## What to work on:
Carry none of the pictures over; set down the material below exactly.
[start of The data]
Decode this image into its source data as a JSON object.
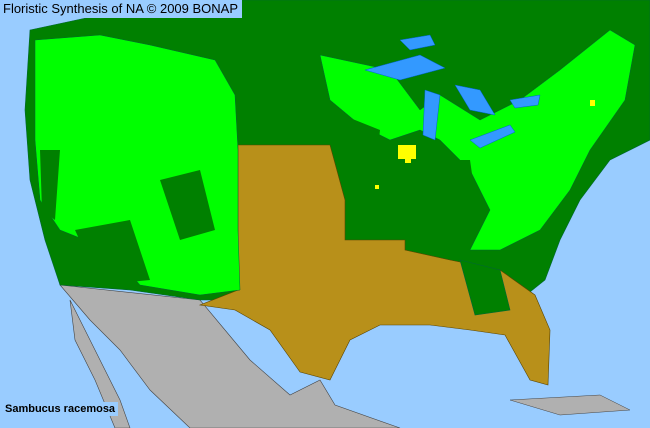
{
  "header": {
    "title": "Floristic Synthesis of NA © 2009 BONAP"
  },
  "species": {
    "name": "Sambucus racemosa"
  },
  "colors": {
    "ocean": "#99ccff",
    "lakes": "#3399ff",
    "present_not_rare": "#00ff00",
    "present_in_state": "#008000",
    "not_present": "#b8901a",
    "rare": "#ffff00",
    "outside_area": "#b0b0b0"
  }
}
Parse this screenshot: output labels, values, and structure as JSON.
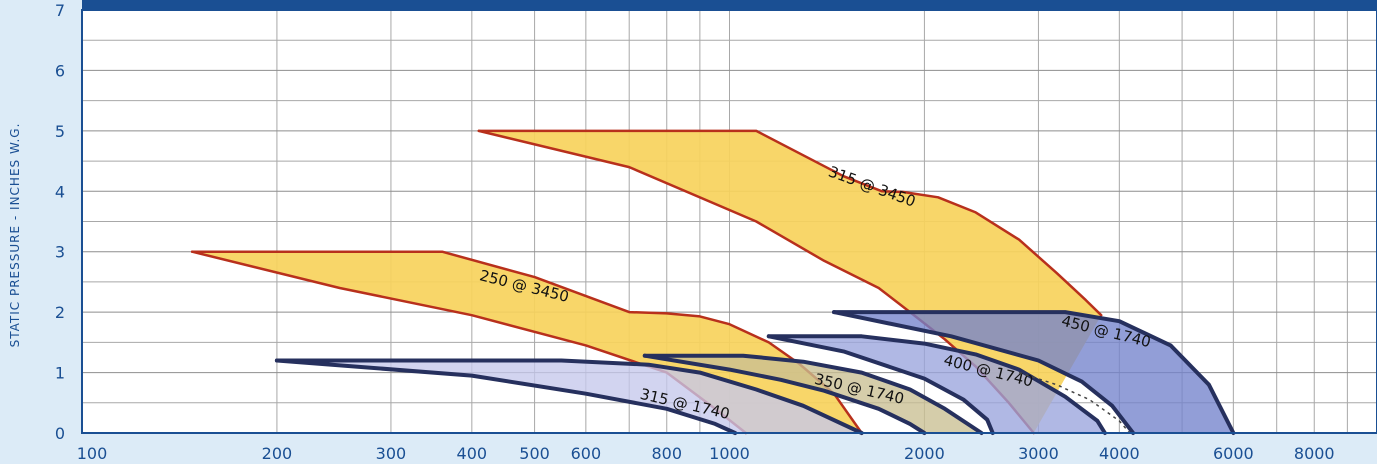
[end of The data]
## Written solution:
Decode this image into its source data as a JSON object.
{
  "header": {
    "title": "Floristic Synthesis of NA © 2009 BONAP"
  },
  "species": {
    "name": "Sambucus racemosa"
  },
  "colors": {
    "ocean": "#99ccff",
    "lakes": "#3399ff",
    "present_not_rare": "#00ff00",
    "present_in_state": "#008000",
    "not_present": "#b8901a",
    "rare": "#ffff00",
    "outside_area": "#b0b0b0"
  }
}
Parse this screenshot: output labels, values, and structure as JSON.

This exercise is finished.